## WORK TO DO
Would you output the whole listing below, exactly as it reads?
--- START EXERCISE INPUTS ---
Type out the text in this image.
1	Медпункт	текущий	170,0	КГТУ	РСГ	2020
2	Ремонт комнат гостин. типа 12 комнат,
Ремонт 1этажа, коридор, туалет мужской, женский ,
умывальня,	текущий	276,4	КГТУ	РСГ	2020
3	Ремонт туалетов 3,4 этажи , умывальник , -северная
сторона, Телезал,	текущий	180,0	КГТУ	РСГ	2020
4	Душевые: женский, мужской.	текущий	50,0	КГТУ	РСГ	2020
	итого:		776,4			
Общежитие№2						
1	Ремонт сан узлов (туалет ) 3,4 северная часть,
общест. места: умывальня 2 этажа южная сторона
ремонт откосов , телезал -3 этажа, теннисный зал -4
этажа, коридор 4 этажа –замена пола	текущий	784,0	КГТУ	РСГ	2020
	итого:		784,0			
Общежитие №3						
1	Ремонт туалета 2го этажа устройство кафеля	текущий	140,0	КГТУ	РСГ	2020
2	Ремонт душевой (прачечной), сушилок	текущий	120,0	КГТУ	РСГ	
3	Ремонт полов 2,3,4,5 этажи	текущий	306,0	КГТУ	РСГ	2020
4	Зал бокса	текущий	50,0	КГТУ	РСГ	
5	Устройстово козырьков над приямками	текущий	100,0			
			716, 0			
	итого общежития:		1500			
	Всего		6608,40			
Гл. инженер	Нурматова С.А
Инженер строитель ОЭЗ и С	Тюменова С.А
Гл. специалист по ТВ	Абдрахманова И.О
--- END EXERCISE INPUTS ---
## SOLUTION TO THIS PROBLEM
Type out the text in this image.
1	Медпункт	текущий	170,0	КГТУ	РСГ	2020
2	Ремонт комнат гостин. типа 12 комнат,
Ремонт 1этажа, коридор, туалет мужской, женский ,
умывальня,	текущий	276,4	КГТУ	РСГ	2020
3	Ремонт туалетов 3,4 этажи , умывальник , -северная
сторона, Телезал,	текущий	180,0	КГТУ	РСГ	2020
4	Душевые: женский, мужской.	текущий	50,0	КГТУ	РСГ	2020
	итого:		776,4			
Общежитие№2						
1	Ремонт сан узлов (туалет ) 3,4 северная часть,
общест. места: умывальня 2 этажа южная сторона
ремонт откосов , телезал -3 этажа, теннисный зал -4
этажа, коридор 4 этажа –замена пола	текущий	784,0	КГТУ	РСГ	2020
	итого:		784,0			
Общежитие №3						
1	Ремонт туалета 2го этажа устройство кафеля	текущий	140,0	КГТУ	РСГ	2020
2	Ремонт душевой (прачечной), сушилок	текущий	120,0	КГТУ	РСГ	
3	Ремонт полов 2,3,4,5 этажи	текущий	306,0	КГТУ	РСГ	2020
4	Зал бокса	текущий	50,0	КГТУ	РСГ	
5	Устройстово козырьков над приямками	текущий	100,0			
			716, 0			
	итого общежития:		1500			
	Всего		6608,40			
Гл. инженер	Нурматова С.А
Инженер строитель ОЭЗ и С	Тюменова С.А
Гл. специалист по ТВ	Абдрахманова И.О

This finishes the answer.